## EXERCISE DETAILS:
Write out the listing exactly as it is given.

## EXERCISE MATERIALS:
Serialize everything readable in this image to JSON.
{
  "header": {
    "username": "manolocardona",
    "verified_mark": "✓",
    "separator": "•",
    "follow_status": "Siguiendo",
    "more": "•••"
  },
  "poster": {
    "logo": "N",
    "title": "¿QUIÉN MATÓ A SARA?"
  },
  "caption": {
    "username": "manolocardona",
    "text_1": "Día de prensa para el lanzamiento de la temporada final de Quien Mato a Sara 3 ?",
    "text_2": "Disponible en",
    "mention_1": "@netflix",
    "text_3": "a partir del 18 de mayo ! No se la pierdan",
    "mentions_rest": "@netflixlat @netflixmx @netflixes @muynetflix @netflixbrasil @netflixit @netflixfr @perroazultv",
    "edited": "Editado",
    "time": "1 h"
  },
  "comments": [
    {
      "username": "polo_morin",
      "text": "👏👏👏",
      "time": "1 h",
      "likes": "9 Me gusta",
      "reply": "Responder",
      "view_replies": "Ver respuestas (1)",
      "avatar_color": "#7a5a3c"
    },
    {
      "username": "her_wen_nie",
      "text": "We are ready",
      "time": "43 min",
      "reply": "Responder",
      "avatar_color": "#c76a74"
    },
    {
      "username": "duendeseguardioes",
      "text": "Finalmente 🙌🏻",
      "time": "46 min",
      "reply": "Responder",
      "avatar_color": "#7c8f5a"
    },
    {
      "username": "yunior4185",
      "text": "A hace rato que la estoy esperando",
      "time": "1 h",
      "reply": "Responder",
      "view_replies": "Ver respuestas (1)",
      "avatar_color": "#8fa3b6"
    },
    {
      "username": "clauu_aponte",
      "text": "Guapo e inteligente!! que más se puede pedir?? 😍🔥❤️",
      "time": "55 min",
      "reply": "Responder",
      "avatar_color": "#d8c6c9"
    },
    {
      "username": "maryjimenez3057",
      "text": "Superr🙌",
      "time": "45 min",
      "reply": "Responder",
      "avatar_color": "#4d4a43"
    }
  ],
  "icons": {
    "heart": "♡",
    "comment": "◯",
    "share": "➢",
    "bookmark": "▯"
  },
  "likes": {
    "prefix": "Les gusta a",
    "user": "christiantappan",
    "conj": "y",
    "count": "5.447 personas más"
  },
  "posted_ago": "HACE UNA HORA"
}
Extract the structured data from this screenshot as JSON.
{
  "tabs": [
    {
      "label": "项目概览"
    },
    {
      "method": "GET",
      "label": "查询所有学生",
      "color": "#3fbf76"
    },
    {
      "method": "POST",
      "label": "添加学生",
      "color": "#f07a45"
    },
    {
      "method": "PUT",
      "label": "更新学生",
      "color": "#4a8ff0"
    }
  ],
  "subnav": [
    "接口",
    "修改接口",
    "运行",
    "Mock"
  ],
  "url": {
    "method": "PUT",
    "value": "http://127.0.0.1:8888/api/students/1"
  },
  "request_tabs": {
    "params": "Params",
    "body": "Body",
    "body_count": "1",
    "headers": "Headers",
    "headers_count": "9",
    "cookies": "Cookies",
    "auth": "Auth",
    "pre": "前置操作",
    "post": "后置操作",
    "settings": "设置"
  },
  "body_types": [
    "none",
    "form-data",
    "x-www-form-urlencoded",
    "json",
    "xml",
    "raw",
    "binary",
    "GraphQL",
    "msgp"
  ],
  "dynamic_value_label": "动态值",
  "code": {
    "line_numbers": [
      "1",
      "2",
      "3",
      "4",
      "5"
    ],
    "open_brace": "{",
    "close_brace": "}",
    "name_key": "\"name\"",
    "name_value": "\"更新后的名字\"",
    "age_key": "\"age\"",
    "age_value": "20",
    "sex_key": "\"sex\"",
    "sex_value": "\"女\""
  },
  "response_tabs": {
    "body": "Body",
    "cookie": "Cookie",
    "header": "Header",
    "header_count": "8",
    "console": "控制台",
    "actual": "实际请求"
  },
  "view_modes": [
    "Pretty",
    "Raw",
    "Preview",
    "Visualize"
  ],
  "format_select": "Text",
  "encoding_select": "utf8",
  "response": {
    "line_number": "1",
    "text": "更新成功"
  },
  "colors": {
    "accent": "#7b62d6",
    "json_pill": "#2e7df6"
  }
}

## RESULT OF THE EXERCISE:
Serialize everything readable in this image to JSON.
{
  "header": {
    "username": "manolocardona",
    "verified_mark": "✓",
    "separator": "•",
    "follow_status": "Siguiendo",
    "more": "•••"
  },
  "poster": {
    "logo": "N",
    "title": "¿QUIÉN MATÓ A SARA?"
  },
  "caption": {
    "username": "manolocardona",
    "text_1": "Día de prensa para el lanzamiento de la temporada final de Quien Mato a Sara 3 ?",
    "text_2": "Disponible en",
    "mention_1": "@netflix",
    "text_3": "a partir del 18 de mayo ! No se la pierdan",
    "mentions_rest": "@netflixlat @netflixmx @netflixes @muynetflix @netflixbrasil @netflixit @netflixfr @perroazultv",
    "edited": "Editado",
    "time": "1 h"
  },
  "comments": [
    {
      "username": "polo_morin",
      "text": "👏👏👏",
      "time": "1 h",
      "likes": "9 Me gusta",
      "reply": "Responder",
      "view_replies": "Ver respuestas (1)",
      "avatar_color": "#7a5a3c"
    },
    {
      "username": "her_wen_nie",
      "text": "We are ready",
      "time": "43 min",
      "reply": "Responder",
      "avatar_color": "#c76a74"
    },
    {
      "username": "duendeseguardioes",
      "text": "Finalmente 🙌🏻",
      "time": "46 min",
      "reply": "Responder",
      "avatar_color": "#7c8f5a"
    },
    {
      "username": "yunior4185",
      "text": "A hace rato que la estoy esperando",
      "time": "1 h",
      "reply": "Responder",
      "view_replies": "Ver respuestas (1)",
      "avatar_color": "#8fa3b6"
    },
    {
      "username": "clauu_aponte",
      "text": "Guapo e inteligente!! que más se puede pedir?? 😍🔥❤️",
      "time": "55 min",
      "reply": "Responder",
      "avatar_color": "#d8c6c9"
    },
    {
      "username": "maryjimenez3057",
      "text": "Superr🙌",
      "time": "45 min",
      "reply": "Responder",
      "avatar_color": "#4d4a43"
    }
  ],
  "icons": {
    "heart": "♡",
    "comment": "◯",
    "share": "➢",
    "bookmark": "▯"
  },
  "likes": {
    "prefix": "Les gusta a",
    "user": "christiantappan",
    "conj": "y",
    "count": "5.447 personas más"
  },
  "posted_ago": "HACE UNA HORA"
}
Extract the structured data from this screenshot as JSON.
{
  "tabs": [
    {
      "label": "项目概览"
    },
    {
      "method": "GET",
      "label": "查询所有学生",
      "color": "#3fbf76"
    },
    {
      "method": "POST",
      "label": "添加学生",
      "color": "#f07a45"
    },
    {
      "method": "PUT",
      "label": "更新学生",
      "color": "#4a8ff0"
    }
  ],
  "subnav": [
    "接口",
    "修改接口",
    "运行",
    "Mock"
  ],
  "url": {
    "method": "PUT",
    "value": "http://127.0.0.1:8888/api/students/1"
  },
  "request_tabs": {
    "params": "Params",
    "body": "Body",
    "body_count": "1",
    "headers": "Headers",
    "headers_count": "9",
    "cookies": "Cookies",
    "auth": "Auth",
    "pre": "前置操作",
    "post": "后置操作",
    "settings": "设置"
  },
  "body_types": [
    "none",
    "form-data",
    "x-www-form-urlencoded",
    "json",
    "xml",
    "raw",
    "binary",
    "GraphQL",
    "msgp"
  ],
  "dynamic_value_label": "动态值",
  "code": {
    "line_numbers": [
      "1",
      "2",
      "3",
      "4",
      "5"
    ],
    "open_brace": "{",
    "close_brace": "}",
    "name_key": "\"name\"",
    "name_value": "\"更新后的名字\"",
    "age_key": "\"age\"",
    "age_value": "20",
    "sex_key": "\"sex\"",
    "sex_value": "\"女\""
  },
  "response_tabs": {
    "body": "Body",
    "cookie": "Cookie",
    "header": "Header",
    "header_count": "8",
    "console": "控制台",
    "actual": "实际请求"
  },
  "view_modes": [
    "Pretty",
    "Raw",
    "Preview",
    "Visualize"
  ],
  "format_select": "Text",
  "encoding_select": "utf8",
  "response": {
    "line_number": "1",
    "text": "更新成功"
  },
  "colors": {
    "accent": "#7b62d6",
    "json_pill": "#2e7df6"
  }
}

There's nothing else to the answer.